Problem: List each line in which the string "Occupation" appears.
* start *
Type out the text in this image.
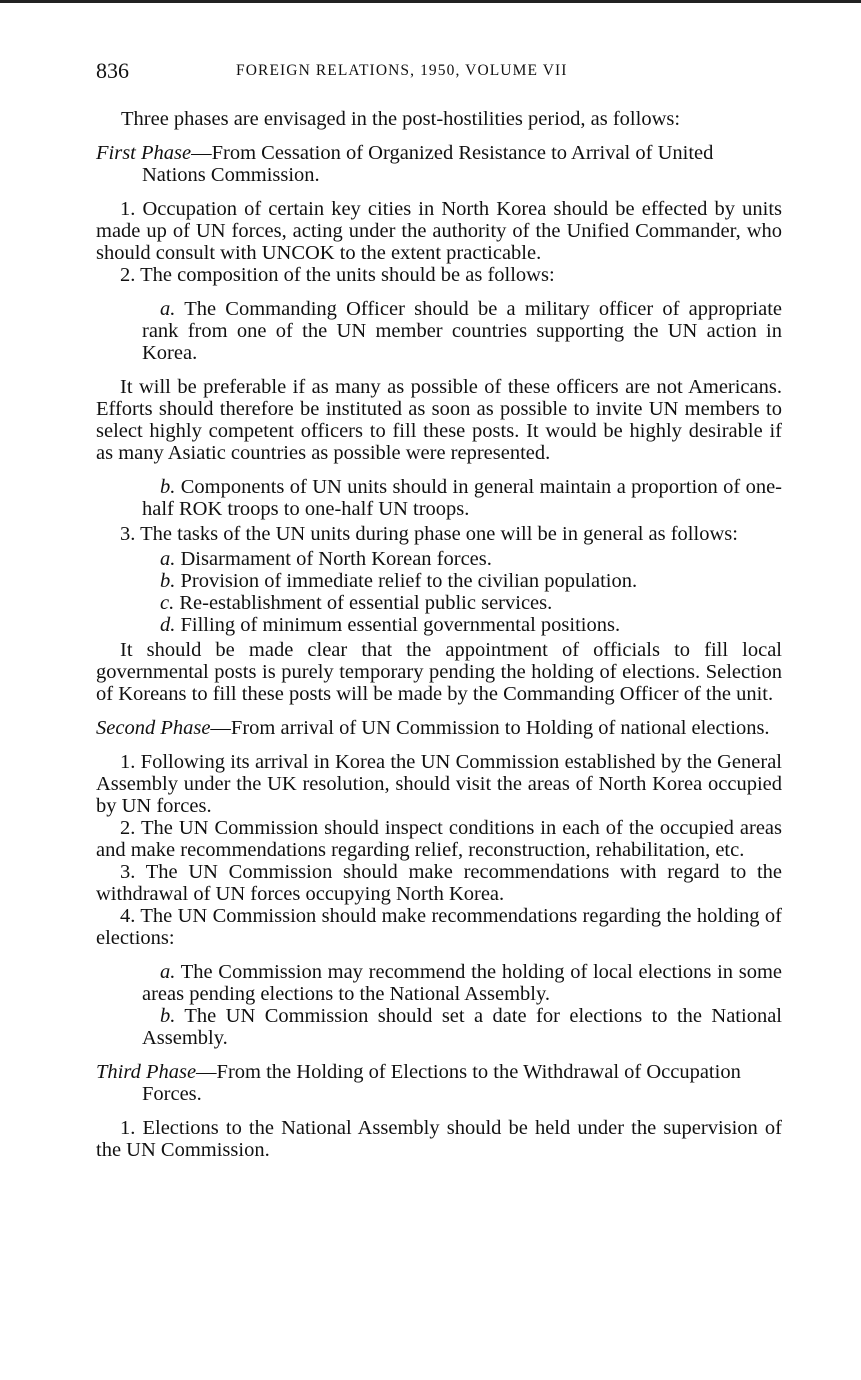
836	FOREIGN RELATIONS, 1950, VOLUME VII

Three phases are envisaged in the post-hostilities period, as follows:

First Phase—From Cessation of Organized Resistance to Arrival of United Nations Commission.

1. Occupation of certain key cities in North Korea should be effected by units made up of UN forces, acting under the authority of the Unified Commander, who should consult with UNCOK to the extent practicable.

2. The composition of the units should be as follows:

a. The Commanding Officer should be a military officer of appropriate rank from one of the UN member countries supporting the UN action in Korea.

It will be preferable if as many as possible of these officers are not Americans. Efforts should therefore be instituted as soon as possible to invite UN members to select highly competent officers to fill these posts. It would be highly desirable if as many Asiatic countries as possible were represented.

b. Components of UN units should in general maintain a proportion of one-half ROK troops to one-half UN troops.

3. The tasks of the UN units during phase one will be in general as follows:

a. Disarmament of North Korean forces.

b. Provision of immediate relief to the civilian population.

c. Re-establishment of essential public services.

d. Filling of minimum essential governmental positions.

It should be made clear that the appointment of officials to fill local governmental posts is purely temporary pending the holding of elections. Selection of Koreans to fill these posts will be made by the Commanding Officer of the unit.

Second Phase—From arrival of UN Commission to Holding of national elections.

1. Following its arrival in Korea the UN Commission established by the General Assembly under the UK resolution, should visit the areas of North Korea occupied by UN forces.

2. The UN Commission should inspect conditions in each of the occupied areas and make recommendations regarding relief, reconstruction, rehabilitation, etc.

3. The UN Commission should make recommendations with regard to the withdrawal of UN forces occupying North Korea.

4. The UN Commission should make recommendations regarding the holding of elections:

a. The Commission may recommend the holding of local elections in some areas pending elections to the National Assembly.

b. The UN Commission should set a date for elections to the National Assembly.

Third Phase—From the Holding of Elections to the Withdrawal of Occupation Forces.

1. Elections to the National Assembly should be held under the supervision of the UN Commission.
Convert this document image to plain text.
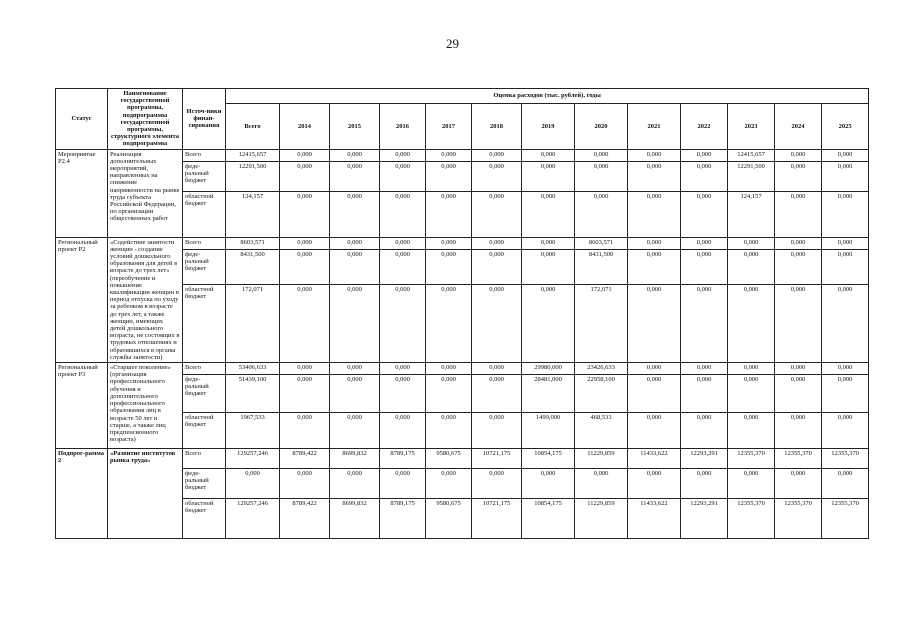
29
Статус	Наименование государственной программы, подпрограммы государственной программы, структурного элемента подпрограммы	Источ-ники финан-сирования	Оценка расходов (тыс. рублей), годы												
			Всего	2014	2015	2016	2017	2018	2019	2020	2021	2022	2023	2024	2025
Мероприятие Р2.4	Реализация дополнительных мероприятий, направленных на снижение напряженности на рынке труда субъекта Российской Федерации, по организации общественных работ	Всего	12415,657	0,000	0,000	0,000	0,000	0,000	0,000	0,000	0,000	0,000	12415,657	0,000	0,000
		феде-ральный бюджет	12291,500	0,000	0,000	0,000	0,000	0,000	0,000	0,000	0,000	0,000	12291,500	0,000	0,000
		областной бюджет	124,157	0,000	0,000	0,000	0,000	0,000	0,000	0,000	0,000	0,000	124,157	0,000	0,000
Региональный проект Р2	«Содействие занятости женщин - создание условий дошкольного образования для детей в возрасте до трех лет» (переобучение и повышение квалификации женщин в период отпуска по уходу за ребенком в возрасте до трех лет, а также женщин, имеющих детей дошкольного возраста, не состоящих в трудовых отношениях и обратившихся в органы службы занятости)	Всего	8603,571	0,000	0,000	0,000	0,000	0,000	0,000	8603,571	0,000	0,000	0,000	0,000	0,000
		феде-ральный бюджет	8431,500	0,000	0,000	0,000	0,000	0,000	0,000	8431,500	0,000	0,000	0,000	0,000	0,000
		областной бюджет	172,071	0,000	0,000	0,000	0,000	0,000	0,000	172,071	0,000	0,000	0,000	0,000	0,000
Региональный проект Р3	«Старшее поколение» (организация профессионального обучения и дополнительного профессионального образования лиц в возрасте 50 лет и старше, а также лиц предпенсионного возраста)	Всего	53406,633	0,000	0,000	0,000	0,000	0,000	29980,000	23426,633	0,000	0,000	0,000	0,000	0,000
		феде-ральный бюджет	51439,100	0,000	0,000	0,000	0,000	0,000	28481,000	22958,100	0,000	0,000	0,000	0,000	0,000
		областной бюджет	1967,533	0,000	0,000	0,000	0,000	0,000	1499,000	468,533	0,000	0,000	0,000	0,000	0,000
Подпрог-рамма 2	«Развитие институтов рынка труда»	Всего	129257,246	8789,422	8699,832	8789,175	9580,675	10721,175	10854,175	11229,859	11433,622	12293,291	12355,370	12355,370	12355,370
		феде-ральный бюджет	0,000	0,000	0,000	0,000	0,000	0,000	0,000	0,000	0,000	0,000	0,000	0,000	0,000
		областной бюджет	129257,246	8789,422	8699,832	8789,175	9580,675	10721,175	10854,175	11229,859	11433,622	12293,291	12355,370	12355,370	12355,370
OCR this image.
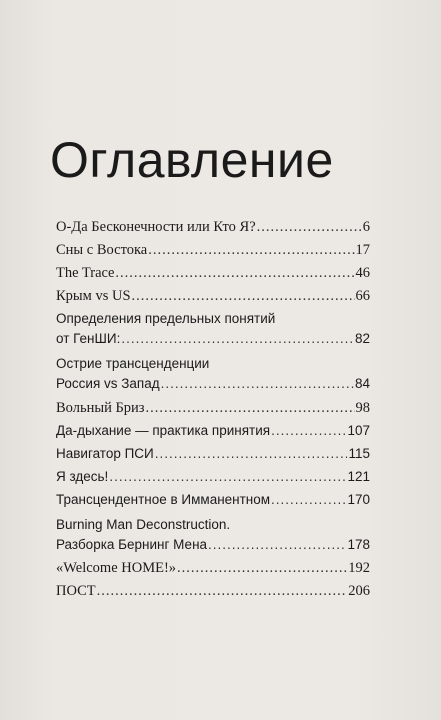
Оглавление
О-Да Бесконечности или Кто Я? .....	6
Сны с Востока .....	17
The Trace .....	46
Крым vs US .....	66
Определения предельных понятий
от ГенШИ: .....	82
Острие трансценденции
Россия vs Запад .....	84
Вольный Бриз .....	98
Да-дыхание — практика принятия .....	107
Навигатор ПСИ .....	115
Я здесь! .....	121
Трансцендентное в Имманентном .....	170
Burning Man Deconstruction.
Разборка Бернинг Мена .....	178
«Welcome HOME!» .....	192
ПОСТ .....	206
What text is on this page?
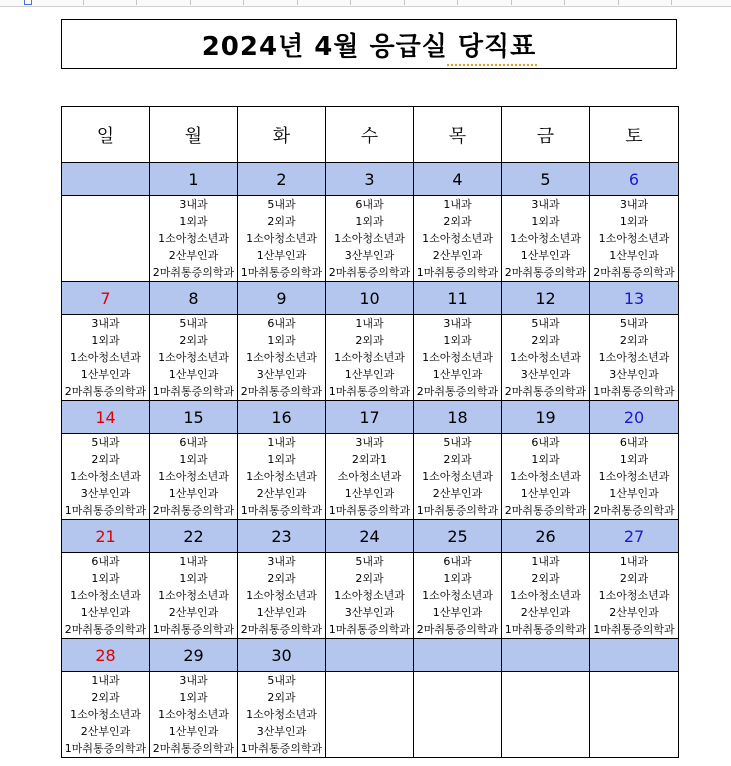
2024년 4월 응급실 당직표
일	월	화	수	목	금	토
	1	2	3	4	5	6

	3내과
1외과
1소아청소년과
2산부인과
2마취통증의학과	5내과
2외과
1소아청소년과
1산부인과
1마취통증의학과	6내과
1외과
1소아청소년과
3산부인과
2마취통증의학과	1내과
2외과
1소아청소년과
2산부인과
1마취통증의학과	3내과
1외과
1소아청소년과
1산부인과
2마취통증의학과	3내과
1외과
1소아청소년과
1산부인과
2마취통증의학과

7	8	9	10	11	12	13

3내과
1외과
1소아청소년과
1산부인과
2마취통증의학과	5내과
2외과
1소아청소년과
1산부인과
1마취통증의학과	6내과
1외과
1소아청소년과
3산부인과
2마취통증의학과	1내과
2외과
1소아청소년과
1산부인과
1마취통증의학과	3내과
1외과
1소아청소년과
1산부인과
2마취통증의학과	5내과
2외과
1소아청소년과
3산부인과
2마취통증의학과	5내과
2외과
1소아청소년과
3산부인과
1마취통증의학과

14	15	16	17	18	19	20

5내과
2외과
1소아청소년과
3산부인과
1마취통증의학과	6내과
1외과
1소아청소년과
1산부인과
2마취통증의학과	1내과
1외과
1소아청소년과
2산부인과
1마취통증의학과	3내과
2외과1
소아청소년과
1산부인과
1마취통증의학과	5내과
2외과
1소아청소년과
2산부인과
1마취통증의학과	6내과
1외과
1소아청소년과
1산부인과
2마취통증의학과	6내과
1외과
1소아청소년과
1산부인과
2마취통증의학과

21	22	23	24	25	26	27

6내과
1외과
1소아청소년과
1산부인과
2마취통증의학과	1내과
1외과
1소아청소년과
2산부인과
1마취통증의학과	3내과
2외과
1소아청소년과
1산부인과
2마취통증의학과	5내과
2외과
1소아청소년과
3산부인과
1마취통증의학과	6내과
1외과
1소아청소년과
1산부인과
2마취통증의학과	1내과
2외과
1소아청소년과
2산부인과
1마취통증의학과	1내과
2외과
1소아청소년과
2산부인과
1마취통증의학과

28	29	30				

1내과
2외과
1소아청소년과
2산부인과
1마취통증의학과	3내과
1외과
1소아청소년과
1산부인과
2마취통증의학과	5내과
2외과
1소아청소년과
3산부인과
1마취통증의학과				
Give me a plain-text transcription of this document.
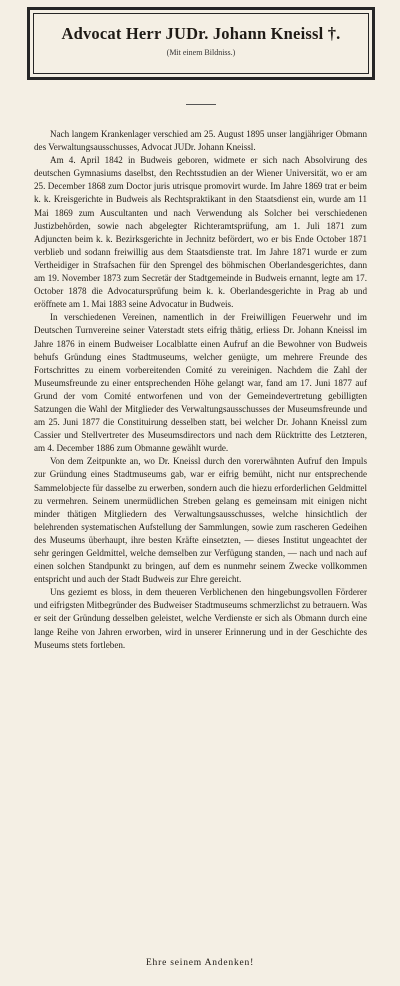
Advocat Herr JUDr. Johann Kneissl †.
(Mit einem Bildniss.)

Nach langem Krankenlager verschied am 25. August 1895 unser langjähriger Obmann des Verwaltungsausschusses, Advocat JUDr. Johann Kneissl.

Am 4. April 1842 in Budweis geboren, widmete er sich nach Absolvirung des deutschen Gymnasiums daselbst, den Rechtsstudien an der Wiener Universität, wo er am 25. December 1868 zum Doctor juris utrisque promovirt wurde. Im Jahre 1869 trat er beim k. k. Kreisgerichte in Budweis als Rechtspraktikant in den Staatsdienst ein, wurde am 11 Mai 1869 zum Auscultanten und nach Verwendung als Solcher bei verschiedenen Justizbehörden, sowie nach abgelegter Richteramtsprüfung, am 1. Juli 1871 zum Adjuncten beim k. k. Bezirksgerichte in Jechnitz befördert, wo er bis Ende October 1871 verblieb und sodann freiwillig aus dem Staatsdienste trat. Im Jahre 1871 wurde er zum Vertheidiger in Strafsachen für den Sprengel des böhmischen Oberlandesgerichtes, dann am 19. November 1873 zum Secretär der Stadtgemeinde in Budweis ernannt, legte am 17. October 1878 die Advocatursprüfung beim k. k. Oberlandesgerichte in Prag ab und eröffnete am 1. Mai 1883 seine Advocatur in Budweis.

In verschiedenen Vereinen, namentlich in der Freiwilligen Feuerwehr und im Deutschen Turnvereine seiner Vaterstadt stets eifrig thätig, erliess Dr. Johann Kneissl im Jahre 1876 in einem Budweiser Localblatte einen Aufruf an die Bewohner von Budweis behufs Gründung eines Stadtmuseums, welcher genügte, um mehrere Freunde des Fortschrittes zu einem vorbereitenden Comité zu vereinigen. Nachdem die Zahl der Museumsfreunde zu einer entsprechenden Höhe gelangt war, fand am 17. Juni 1877 auf Grund der vom Comité entworfenen und von der Gemeindevertretung gebilligten Satzungen die Wahl der Mitglieder des Verwaltungsausschusses der Museumsfreunde und am 25. Juni 1877 die Constituirung desselben statt, bei welcher Dr. Johann Kneissl zum Cassier und Stellvertreter des Museumsdirectors und nach dem Rücktritte des Letzteren, am 4. December 1886 zum Obmanne gewählt wurde.

Von dem Zeitpunkte an, wo Dr. Kneissl durch den vorerwähnten Aufruf den Impuls zur Gründung eines Stadtmuseums gab, war er eifrig bemüht, nicht nur entsprechende Sammelobjecte für dasselbe zu erwerben, sondern auch die hiezu erforderlichen Geldmittel zu vermehren. Seinem unermüdlichen Streben gelang es gemeinsam mit einigen nicht minder thätigen Mitgliedern des Verwaltungsausschusses, welche hinsichtlich der belehrenden systematischen Aufstellung der Sammlungen, sowie zum rascheren Gedeihen des Museums überhaupt, ihre besten Kräfte einsetzten, — dieses Institut ungeachtet der sehr geringen Geldmittel, welche demselben zur Verfügung standen, — nach und nach auf einen solchen Standpunkt zu bringen, auf dem es nunmehr seinem Zwecke vollkommen entspricht und auch der Stadt Budweis zur Ehre gereicht.

Uns geziemt es bloss, in dem theueren Verblichenen den hingebungsvollen Förderer und eifrigsten Mitbegründer des Budweiser Stadtmuseums schmerzlichst zu betrauern. Was er seit der Gründung desselben geleistet, welche Verdienste er sich als Obmann durch eine lange Reihe von Jahren erworben, wird in unserer Erinnerung und in der Geschichte des Museums stets fortleben.

Ehre seinem Andenken!
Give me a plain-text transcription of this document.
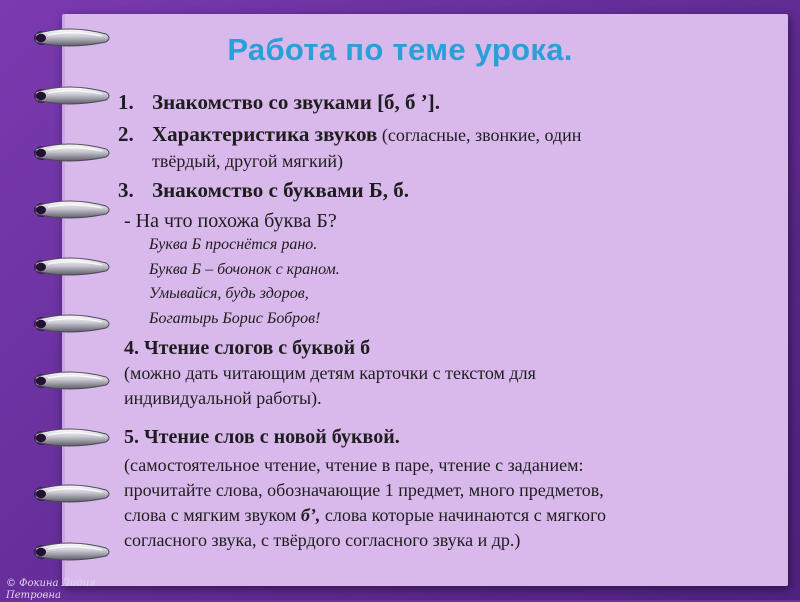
Работа по теме урока.
1. Знакомство со звуками [б, б ’].
2. Характеристика звуков (согласные, звонкие, один
твёрдый, другой мягкий)
3. Знакомство с буквами Б, б.
- На что похожа буква Б?
Буква Б проснётся рано.
Буква Б – бочонок с краном.
Умывайся, будь здоров,
Богатырь Борис Бобров!
4. Чтение слогов с буквой б
(можно дать читающим детям карточки с текстом для
индивидуальной работы).
5. Чтение слов с новой буквой.
(самостоятельное чтение, чтение в паре, чтение с заданием:
прочитайте слова, обозначающие 1 предмет, много предметов,
слова с мягким звуком б’, слова которые начинаются с мягкого
согласного звука, с твёрдого согласного звука и др.)
© Фокина Лидия
Петровна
* end *
Result:
1. Occupation of certain key cities in North Korea should be effected by units made up of UN forces, acting under the authority of the Unified Commander, who should consult with UNCOK to the extent practicable.
Third Phase—From the Holding of Elections to the Withdrawal of Occupation Forces.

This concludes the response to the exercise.